━━━ Provided data

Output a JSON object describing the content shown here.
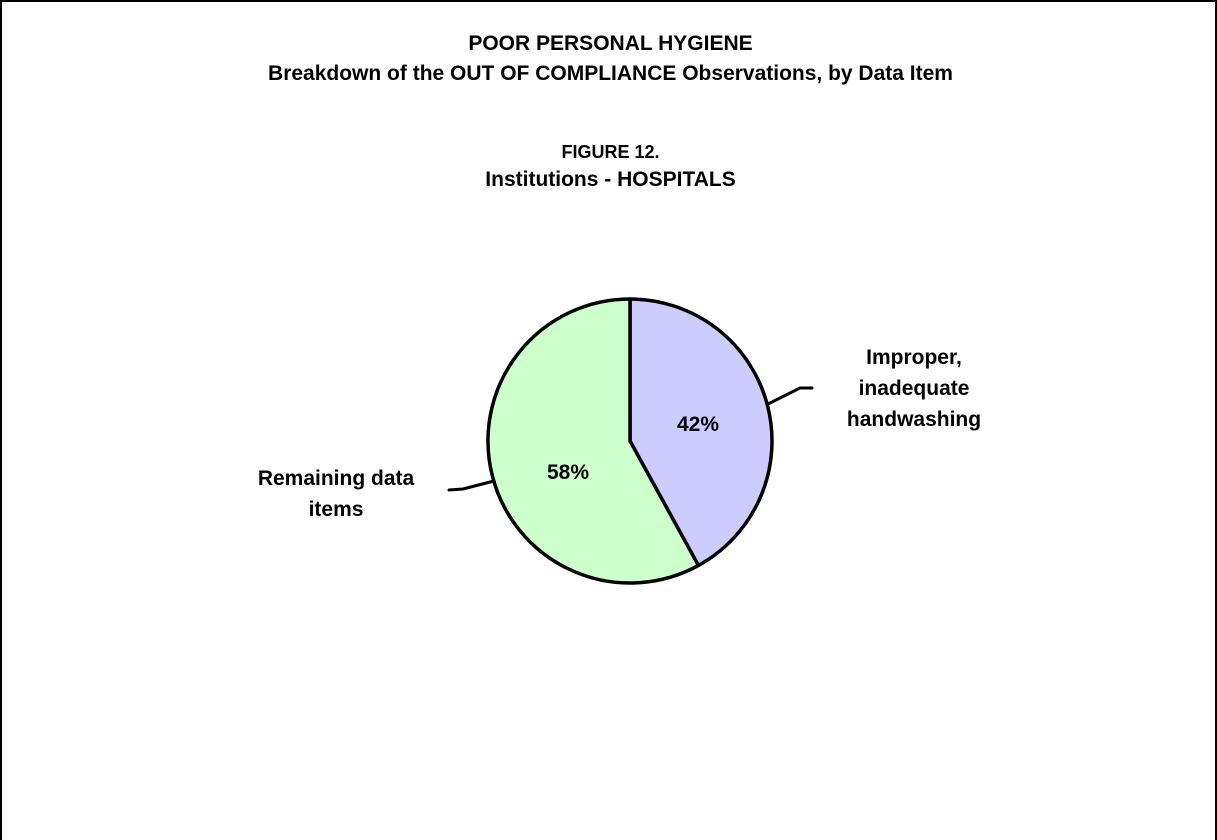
{
  "header": {
    "title": "POOR PERSONAL HYGIENE",
    "subtitle": "Breakdown of the OUT OF COMPLIANCE Observations, by Data Item"
  },
  "figure": {
    "number": "FIGURE 12.",
    "name": "Institutions - HOSPITALS"
  },
  "chart_data": {
    "type": "pie",
    "title": "Institutions - HOSPITALS",
    "slices": [
      {
        "label_lines": [
          "Improper,",
          "inadequate",
          "handwashing"
        ],
        "value": 42,
        "value_label": "42%",
        "color": "#ccccff"
      },
      {
        "label_lines": [
          "Remaining data",
          "items"
        ],
        "value": 58,
        "value_label": "58%",
        "color": "#ccffcc"
      }
    ],
    "start_angle_deg": 0,
    "direction": "clockwise",
    "outline_color": "#000000",
    "legend": "none"
  }
}
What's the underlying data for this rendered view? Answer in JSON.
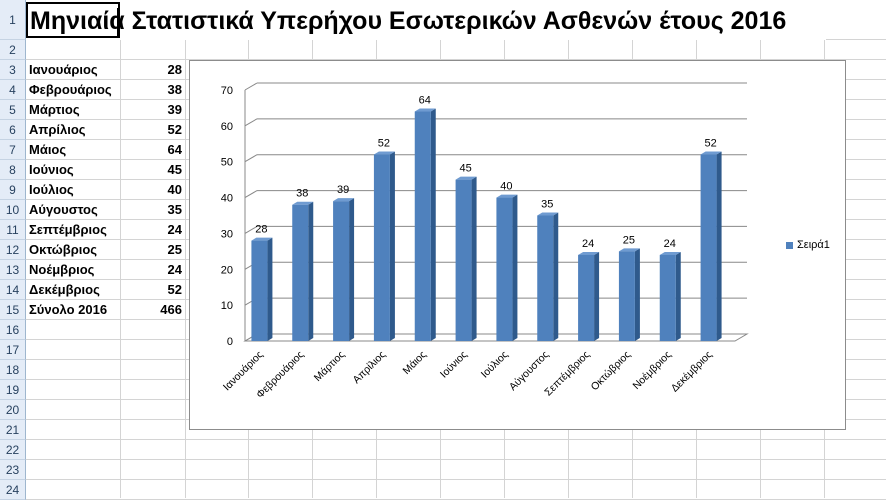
{
  "title": "Μηνιαία Στατιστικά Υπερήχου Εσωτερικών Ασθενών έτους 2016",
  "row_numbers": [
    "1",
    "2",
    "3",
    "4",
    "5",
    "6",
    "7",
    "8",
    "9",
    "10",
    "11",
    "12",
    "13",
    "14",
    "15",
    "16",
    "17",
    "18",
    "19",
    "20",
    "21",
    "22",
    "23",
    "24"
  ],
  "table": [
    {
      "month": "Ιανουάριος",
      "value": "28"
    },
    {
      "month": "Φεβρουάριος",
      "value": "38"
    },
    {
      "month": "Μάρτιος",
      "value": "39"
    },
    {
      "month": "Απρίλιος",
      "value": "52"
    },
    {
      "month": "Μάιος",
      "value": "64"
    },
    {
      "month": "Ιούνιος",
      "value": "45"
    },
    {
      "month": "Ιούλιος",
      "value": "40"
    },
    {
      "month": "Αύγουστος",
      "value": "35"
    },
    {
      "month": "Σεπτέμβριος",
      "value": "24"
    },
    {
      "month": "Οκτώβριος",
      "value": "25"
    },
    {
      "month": "Νοέμβριος",
      "value": "24"
    },
    {
      "month": "Δεκέμβριος",
      "value": "52"
    },
    {
      "month": "Σύνολο 2016",
      "value": "466"
    }
  ],
  "chart_data": {
    "type": "bar",
    "categories": [
      "Ιανουάριος",
      "Φεβρουάριος",
      "Μάρτιος",
      "Απρίλιος",
      "Μάιος",
      "Ιούνιος",
      "Ιούλιος",
      "Αύγουστος",
      "Σεπτέμβριος",
      "Οκτώβριος",
      "Νοέμβριος",
      "Δεκέμβριος"
    ],
    "series": [
      {
        "name": "Σειρά1",
        "values": [
          28,
          38,
          39,
          52,
          64,
          45,
          40,
          35,
          24,
          25,
          24,
          52
        ]
      }
    ],
    "ylim": [
      0,
      70
    ],
    "yticks": [
      0,
      10,
      20,
      30,
      40,
      50,
      60,
      70
    ],
    "grid": true,
    "legend": "right",
    "bar_color": "#4f81bd"
  }
}
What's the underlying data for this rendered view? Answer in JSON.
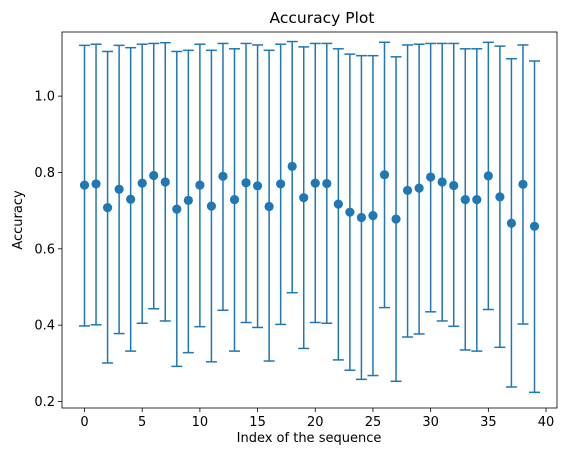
{
  "chart_data": {
    "type": "scatter",
    "title": "Accuracy Plot",
    "xlabel": "Index of the sequence",
    "ylabel": "Accuracy",
    "xlim": [
      -1.95,
      40.95
    ],
    "ylim": [
      0.183,
      1.168
    ],
    "xticks": [
      0,
      5,
      10,
      15,
      20,
      25,
      30,
      35,
      40
    ],
    "yticks": [
      0.2,
      0.4,
      0.6,
      0.8,
      1.0
    ],
    "ytick_labels": [
      "0.2",
      "0.4",
      "0.6",
      "0.8",
      "1.0"
    ],
    "grid": false,
    "legend": "none",
    "marker_color": "#1f77b4",
    "points": [
      {
        "x": 0,
        "y": 0.767,
        "ylow": 0.398,
        "yhigh": 1.133
      },
      {
        "x": 1,
        "y": 0.77,
        "ylow": 0.401,
        "yhigh": 1.136
      },
      {
        "x": 2,
        "y": 0.708,
        "ylow": 0.301,
        "yhigh": 1.117
      },
      {
        "x": 3,
        "y": 0.756,
        "ylow": 0.378,
        "yhigh": 1.133
      },
      {
        "x": 4,
        "y": 0.73,
        "ylow": 0.332,
        "yhigh": 1.127
      },
      {
        "x": 5,
        "y": 0.772,
        "ylow": 0.405,
        "yhigh": 1.136
      },
      {
        "x": 6,
        "y": 0.792,
        "ylow": 0.443,
        "yhigh": 1.138
      },
      {
        "x": 7,
        "y": 0.775,
        "ylow": 0.411,
        "yhigh": 1.14
      },
      {
        "x": 8,
        "y": 0.704,
        "ylow": 0.292,
        "yhigh": 1.117
      },
      {
        "x": 9,
        "y": 0.727,
        "ylow": 0.328,
        "yhigh": 1.12
      },
      {
        "x": 10,
        "y": 0.767,
        "ylow": 0.396,
        "yhigh": 1.136
      },
      {
        "x": 11,
        "y": 0.712,
        "ylow": 0.304,
        "yhigh": 1.12
      },
      {
        "x": 12,
        "y": 0.79,
        "ylow": 0.439,
        "yhigh": 1.138
      },
      {
        "x": 13,
        "y": 0.729,
        "ylow": 0.332,
        "yhigh": 1.124
      },
      {
        "x": 14,
        "y": 0.773,
        "ylow": 0.407,
        "yhigh": 1.138
      },
      {
        "x": 15,
        "y": 0.765,
        "ylow": 0.394,
        "yhigh": 1.134
      },
      {
        "x": 16,
        "y": 0.711,
        "ylow": 0.306,
        "yhigh": 1.12
      },
      {
        "x": 17,
        "y": 0.77,
        "ylow": 0.402,
        "yhigh": 1.136
      },
      {
        "x": 18,
        "y": 0.816,
        "ylow": 0.485,
        "yhigh": 1.143
      },
      {
        "x": 19,
        "y": 0.734,
        "ylow": 0.339,
        "yhigh": 1.129
      },
      {
        "x": 20,
        "y": 0.772,
        "ylow": 0.407,
        "yhigh": 1.138
      },
      {
        "x": 21,
        "y": 0.771,
        "ylow": 0.405,
        "yhigh": 1.138
      },
      {
        "x": 22,
        "y": 0.717,
        "ylow": 0.309,
        "yhigh": 1.124
      },
      {
        "x": 23,
        "y": 0.696,
        "ylow": 0.282,
        "yhigh": 1.11
      },
      {
        "x": 24,
        "y": 0.682,
        "ylow": 0.258,
        "yhigh": 1.106
      },
      {
        "x": 25,
        "y": 0.687,
        "ylow": 0.268,
        "yhigh": 1.106
      },
      {
        "x": 26,
        "y": 0.794,
        "ylow": 0.446,
        "yhigh": 1.141
      },
      {
        "x": 27,
        "y": 0.678,
        "ylow": 0.253,
        "yhigh": 1.103
      },
      {
        "x": 28,
        "y": 0.753,
        "ylow": 0.369,
        "yhigh": 1.134
      },
      {
        "x": 29,
        "y": 0.759,
        "ylow": 0.377,
        "yhigh": 1.136
      },
      {
        "x": 30,
        "y": 0.788,
        "ylow": 0.435,
        "yhigh": 1.138
      },
      {
        "x": 31,
        "y": 0.775,
        "ylow": 0.411,
        "yhigh": 1.138
      },
      {
        "x": 32,
        "y": 0.766,
        "ylow": 0.397,
        "yhigh": 1.138
      },
      {
        "x": 33,
        "y": 0.729,
        "ylow": 0.335,
        "yhigh": 1.124
      },
      {
        "x": 34,
        "y": 0.729,
        "ylow": 0.332,
        "yhigh": 1.124
      },
      {
        "x": 35,
        "y": 0.791,
        "ylow": 0.441,
        "yhigh": 1.141
      },
      {
        "x": 36,
        "y": 0.736,
        "ylow": 0.342,
        "yhigh": 1.131
      },
      {
        "x": 37,
        "y": 0.667,
        "ylow": 0.238,
        "yhigh": 1.098
      },
      {
        "x": 38,
        "y": 0.769,
        "ylow": 0.403,
        "yhigh": 1.134
      },
      {
        "x": 39,
        "y": 0.659,
        "ylow": 0.224,
        "yhigh": 1.092
      }
    ]
  }
}
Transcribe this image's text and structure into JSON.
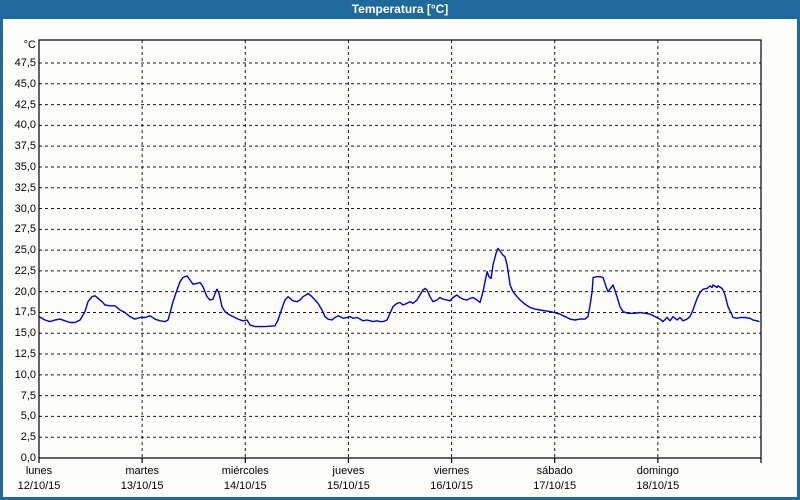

━━━━━━

# [Requirements]
From the listing above, copy all lines holding the word "HOSPITALS".

# [Exercise answer]
    "name": "Institutions - HOSPITALS"
    "title": "Institutions - HOSPITALS",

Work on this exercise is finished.